Below is a set of records; restate each one word for word.

━━━━━ RAW DATA ━━━━━

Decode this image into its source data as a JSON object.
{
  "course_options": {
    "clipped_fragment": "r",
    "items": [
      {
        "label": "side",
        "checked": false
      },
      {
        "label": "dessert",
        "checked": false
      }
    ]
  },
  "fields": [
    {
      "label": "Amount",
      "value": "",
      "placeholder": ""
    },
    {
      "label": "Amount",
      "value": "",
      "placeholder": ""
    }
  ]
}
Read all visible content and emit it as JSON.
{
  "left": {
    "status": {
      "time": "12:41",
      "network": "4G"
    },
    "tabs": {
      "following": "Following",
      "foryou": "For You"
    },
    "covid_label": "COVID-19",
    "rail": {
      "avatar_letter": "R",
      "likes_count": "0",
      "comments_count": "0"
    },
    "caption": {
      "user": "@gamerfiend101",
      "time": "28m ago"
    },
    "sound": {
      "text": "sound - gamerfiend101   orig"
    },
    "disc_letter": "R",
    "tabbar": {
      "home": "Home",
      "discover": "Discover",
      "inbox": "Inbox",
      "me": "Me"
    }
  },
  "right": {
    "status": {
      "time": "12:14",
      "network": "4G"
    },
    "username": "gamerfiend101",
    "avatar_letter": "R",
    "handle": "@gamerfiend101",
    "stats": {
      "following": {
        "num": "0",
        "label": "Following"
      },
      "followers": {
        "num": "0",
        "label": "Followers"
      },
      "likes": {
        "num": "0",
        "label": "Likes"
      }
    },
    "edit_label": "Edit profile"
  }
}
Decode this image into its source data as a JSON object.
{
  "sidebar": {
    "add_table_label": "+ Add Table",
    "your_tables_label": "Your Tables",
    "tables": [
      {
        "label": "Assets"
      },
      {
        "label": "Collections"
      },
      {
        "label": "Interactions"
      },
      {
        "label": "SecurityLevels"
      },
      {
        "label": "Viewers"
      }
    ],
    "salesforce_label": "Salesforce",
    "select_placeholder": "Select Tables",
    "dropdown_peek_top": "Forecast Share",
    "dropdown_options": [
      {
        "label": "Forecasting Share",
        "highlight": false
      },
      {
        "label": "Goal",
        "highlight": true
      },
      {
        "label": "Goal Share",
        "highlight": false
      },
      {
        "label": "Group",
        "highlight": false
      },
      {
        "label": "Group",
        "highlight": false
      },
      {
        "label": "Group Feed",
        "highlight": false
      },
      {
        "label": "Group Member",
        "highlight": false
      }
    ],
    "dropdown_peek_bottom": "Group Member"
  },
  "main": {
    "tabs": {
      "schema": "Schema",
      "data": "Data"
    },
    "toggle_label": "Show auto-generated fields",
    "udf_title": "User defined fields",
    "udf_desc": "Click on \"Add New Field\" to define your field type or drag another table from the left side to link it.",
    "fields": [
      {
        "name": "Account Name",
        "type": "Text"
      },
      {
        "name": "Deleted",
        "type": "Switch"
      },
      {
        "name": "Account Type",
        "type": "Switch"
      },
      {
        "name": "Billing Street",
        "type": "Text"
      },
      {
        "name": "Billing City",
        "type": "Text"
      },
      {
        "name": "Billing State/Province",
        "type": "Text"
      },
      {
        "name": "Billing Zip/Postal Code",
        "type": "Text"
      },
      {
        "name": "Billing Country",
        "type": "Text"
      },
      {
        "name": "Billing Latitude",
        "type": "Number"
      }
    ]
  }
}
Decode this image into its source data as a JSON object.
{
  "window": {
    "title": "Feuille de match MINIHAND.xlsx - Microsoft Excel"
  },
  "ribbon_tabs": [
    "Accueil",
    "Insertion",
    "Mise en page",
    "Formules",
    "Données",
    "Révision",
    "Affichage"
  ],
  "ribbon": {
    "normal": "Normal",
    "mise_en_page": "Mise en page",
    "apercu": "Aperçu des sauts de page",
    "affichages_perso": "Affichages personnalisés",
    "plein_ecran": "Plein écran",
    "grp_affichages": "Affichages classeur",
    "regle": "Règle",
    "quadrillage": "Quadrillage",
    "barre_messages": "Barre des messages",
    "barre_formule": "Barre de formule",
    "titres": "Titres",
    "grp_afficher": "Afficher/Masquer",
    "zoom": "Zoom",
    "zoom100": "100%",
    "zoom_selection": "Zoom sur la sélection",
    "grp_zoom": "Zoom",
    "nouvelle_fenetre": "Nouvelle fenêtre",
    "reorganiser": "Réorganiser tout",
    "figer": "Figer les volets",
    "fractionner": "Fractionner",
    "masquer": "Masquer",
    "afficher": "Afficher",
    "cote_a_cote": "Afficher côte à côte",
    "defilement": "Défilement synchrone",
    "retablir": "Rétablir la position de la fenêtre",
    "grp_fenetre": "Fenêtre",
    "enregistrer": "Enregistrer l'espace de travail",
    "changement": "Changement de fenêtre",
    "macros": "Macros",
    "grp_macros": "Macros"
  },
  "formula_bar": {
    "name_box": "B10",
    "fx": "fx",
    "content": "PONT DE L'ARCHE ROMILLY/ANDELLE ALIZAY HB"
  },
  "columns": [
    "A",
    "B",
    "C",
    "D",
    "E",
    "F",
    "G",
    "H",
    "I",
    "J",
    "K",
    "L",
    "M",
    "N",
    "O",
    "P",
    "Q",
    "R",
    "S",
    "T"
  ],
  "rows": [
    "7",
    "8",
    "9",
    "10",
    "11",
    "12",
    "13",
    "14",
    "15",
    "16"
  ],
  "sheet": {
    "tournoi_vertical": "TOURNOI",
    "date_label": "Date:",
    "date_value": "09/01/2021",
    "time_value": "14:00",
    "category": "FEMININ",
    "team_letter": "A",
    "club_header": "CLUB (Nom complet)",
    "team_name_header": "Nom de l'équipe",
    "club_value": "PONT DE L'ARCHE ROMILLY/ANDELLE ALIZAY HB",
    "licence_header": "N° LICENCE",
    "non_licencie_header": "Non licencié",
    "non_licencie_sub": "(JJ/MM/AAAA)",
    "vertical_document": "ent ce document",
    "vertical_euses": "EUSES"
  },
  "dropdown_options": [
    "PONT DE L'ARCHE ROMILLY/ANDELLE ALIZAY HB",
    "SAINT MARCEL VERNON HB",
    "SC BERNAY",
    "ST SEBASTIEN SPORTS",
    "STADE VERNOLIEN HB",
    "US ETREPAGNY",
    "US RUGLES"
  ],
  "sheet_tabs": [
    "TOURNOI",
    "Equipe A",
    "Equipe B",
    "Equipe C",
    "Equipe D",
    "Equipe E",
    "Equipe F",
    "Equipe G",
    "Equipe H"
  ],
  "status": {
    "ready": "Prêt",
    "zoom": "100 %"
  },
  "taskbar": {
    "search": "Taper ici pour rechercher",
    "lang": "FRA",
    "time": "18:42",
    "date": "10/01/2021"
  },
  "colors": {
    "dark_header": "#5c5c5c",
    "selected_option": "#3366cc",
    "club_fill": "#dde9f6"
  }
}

━━━━━

## EXERCISE ANSWER
Decode this image into its source data as a JSON object.
{
  "course_options": {
    "clipped_fragment": "r",
    "items": [
      {
        "label": "side",
        "checked": false
      },
      {
        "label": "dessert",
        "checked": false
      }
    ]
  },
  "fields": [
    {
      "label": "Amount",
      "value": "",
      "placeholder": ""
    },
    {
      "label": "Amount",
      "value": "",
      "placeholder": ""
    }
  ]
}
Read all visible content and emit it as JSON.
{
  "left": {
    "status": {
      "time": "12:41",
      "network": "4G"
    },
    "tabs": {
      "following": "Following",
      "foryou": "For You"
    },
    "covid_label": "COVID-19",
    "rail": {
      "avatar_letter": "R",
      "likes_count": "0",
      "comments_count": "0"
    },
    "caption": {
      "user": "@gamerfiend101",
      "time": "28m ago"
    },
    "sound": {
      "text": "sound - gamerfiend101   orig"
    },
    "disc_letter": "R",
    "tabbar": {
      "home": "Home",
      "discover": "Discover",
      "inbox": "Inbox",
      "me": "Me"
    }
  },
  "right": {
    "status": {
      "time": "12:14",
      "network": "4G"
    },
    "username": "gamerfiend101",
    "avatar_letter": "R",
    "handle": "@gamerfiend101",
    "stats": {
      "following": {
        "num": "0",
        "label": "Following"
      },
      "followers": {
        "num": "0",
        "label": "Followers"
      },
      "likes": {
        "num": "0",
        "label": "Likes"
      }
    },
    "edit_label": "Edit profile"
  }
}
Decode this image into its source data as a JSON object.
{
  "sidebar": {
    "add_table_label": "+ Add Table",
    "your_tables_label": "Your Tables",
    "tables": [
      {
        "label": "Assets"
      },
      {
        "label": "Collections"
      },
      {
        "label": "Interactions"
      },
      {
        "label": "SecurityLevels"
      },
      {
        "label": "Viewers"
      }
    ],
    "salesforce_label": "Salesforce",
    "select_placeholder": "Select Tables",
    "dropdown_peek_top": "Forecast Share",
    "dropdown_options": [
      {
        "label": "Forecasting Share",
        "highlight": false
      },
      {
        "label": "Goal",
        "highlight": true
      },
      {
        "label": "Goal Share",
        "highlight": false
      },
      {
        "label": "Group",
        "highlight": false
      },
      {
        "label": "Group",
        "highlight": false
      },
      {
        "label": "Group Feed",
        "highlight": false
      },
      {
        "label": "Group Member",
        "highlight": false
      }
    ],
    "dropdown_peek_bottom": "Group Member"
  },
  "main": {
    "tabs": {
      "schema": "Schema",
      "data": "Data"
    },
    "toggle_label": "Show auto-generated fields",
    "udf_title": "User defined fields",
    "udf_desc": "Click on \"Add New Field\" to define your field type or drag another table from the left side to link it.",
    "fields": [
      {
        "name": "Account Name",
        "type": "Text"
      },
      {
        "name": "Deleted",
        "type": "Switch"
      },
      {
        "name": "Account Type",
        "type": "Switch"
      },
      {
        "name": "Billing Street",
        "type": "Text"
      },
      {
        "name": "Billing City",
        "type": "Text"
      },
      {
        "name": "Billing State/Province",
        "type": "Text"
      },
      {
        "name": "Billing Zip/Postal Code",
        "type": "Text"
      },
      {
        "name": "Billing Country",
        "type": "Text"
      },
      {
        "name": "Billing Latitude",
        "type": "Number"
      }
    ]
  }
}
Decode this image into its source data as a JSON object.
{
  "window": {
    "title": "Feuille de match MINIHAND.xlsx - Microsoft Excel"
  },
  "ribbon_tabs": [
    "Accueil",
    "Insertion",
    "Mise en page",
    "Formules",
    "Données",
    "Révision",
    "Affichage"
  ],
  "ribbon": {
    "normal": "Normal",
    "mise_en_page": "Mise en page",
    "apercu": "Aperçu des sauts de page",
    "affichages_perso": "Affichages personnalisés",
    "plein_ecran": "Plein écran",
    "grp_affichages": "Affichages classeur",
    "regle": "Règle",
    "quadrillage": "Quadrillage",
    "barre_messages": "Barre des messages",
    "barre_formule": "Barre de formule",
    "titres": "Titres",
    "grp_afficher": "Afficher/Masquer",
    "zoom": "Zoom",
    "zoom100": "100%",
    "zoom_selection": "Zoom sur la sélection",
    "grp_zoom": "Zoom",
    "nouvelle_fenetre": "Nouvelle fenêtre",
    "reorganiser": "Réorganiser tout",
    "figer": "Figer les volets",
    "fractionner": "Fractionner",
    "masquer": "Masquer",
    "afficher": "Afficher",
    "cote_a_cote": "Afficher côte à côte",
    "defilement": "Défilement synchrone",
    "retablir": "Rétablir la position de la fenêtre",
    "grp_fenetre": "Fenêtre",
    "enregistrer": "Enregistrer l'espace de travail",
    "changement": "Changement de fenêtre",
    "macros": "Macros",
    "grp_macros": "Macros"
  },
  "formula_bar": {
    "name_box": "B10",
    "fx": "fx",
    "content": "PONT DE L'ARCHE ROMILLY/ANDELLE ALIZAY HB"
  },
  "columns": [
    "A",
    "B",
    "C",
    "D",
    "E",
    "F",
    "G",
    "H",
    "I",
    "J",
    "K",
    "L",
    "M",
    "N",
    "O",
    "P",
    "Q",
    "R",
    "S",
    "T"
  ],
  "rows": [
    "7",
    "8",
    "9",
    "10",
    "11",
    "12",
    "13",
    "14",
    "15",
    "16"
  ],
  "sheet": {
    "tournoi_vertical": "TOURNOI",
    "date_label": "Date:",
    "date_value": "09/01/2021",
    "time_value": "14:00",
    "category": "FEMININ",
    "team_letter": "A",
    "club_header": "CLUB (Nom complet)",
    "team_name_header": "Nom de l'équipe",
    "club_value": "PONT DE L'ARCHE ROMILLY/ANDELLE ALIZAY HB",
    "licence_header": "N° LICENCE",
    "non_licencie_header": "Non licencié",
    "non_licencie_sub": "(JJ/MM/AAAA)",
    "vertical_document": "ent ce document",
    "vertical_euses": "EUSES"
  },
  "dropdown_options": [
    "PONT DE L'ARCHE ROMILLY/ANDELLE ALIZAY HB",
    "SAINT MARCEL VERNON HB",
    "SC BERNAY",
    "ST SEBASTIEN SPORTS",
    "STADE VERNOLIEN HB",
    "US ETREPAGNY",
    "US RUGLES"
  ],
  "sheet_tabs": [
    "TOURNOI",
    "Equipe A",
    "Equipe B",
    "Equipe C",
    "Equipe D",
    "Equipe E",
    "Equipe F",
    "Equipe G",
    "Equipe H"
  ],
  "status": {
    "ready": "Prêt",
    "zoom": "100 %"
  },
  "taskbar": {
    "search": "Taper ici pour rechercher",
    "lang": "FRA",
    "time": "18:42",
    "date": "10/01/2021"
  },
  "colors": {
    "dark_header": "#5c5c5c",
    "selected_option": "#3366cc",
    "club_fill": "#dde9f6"
  }
}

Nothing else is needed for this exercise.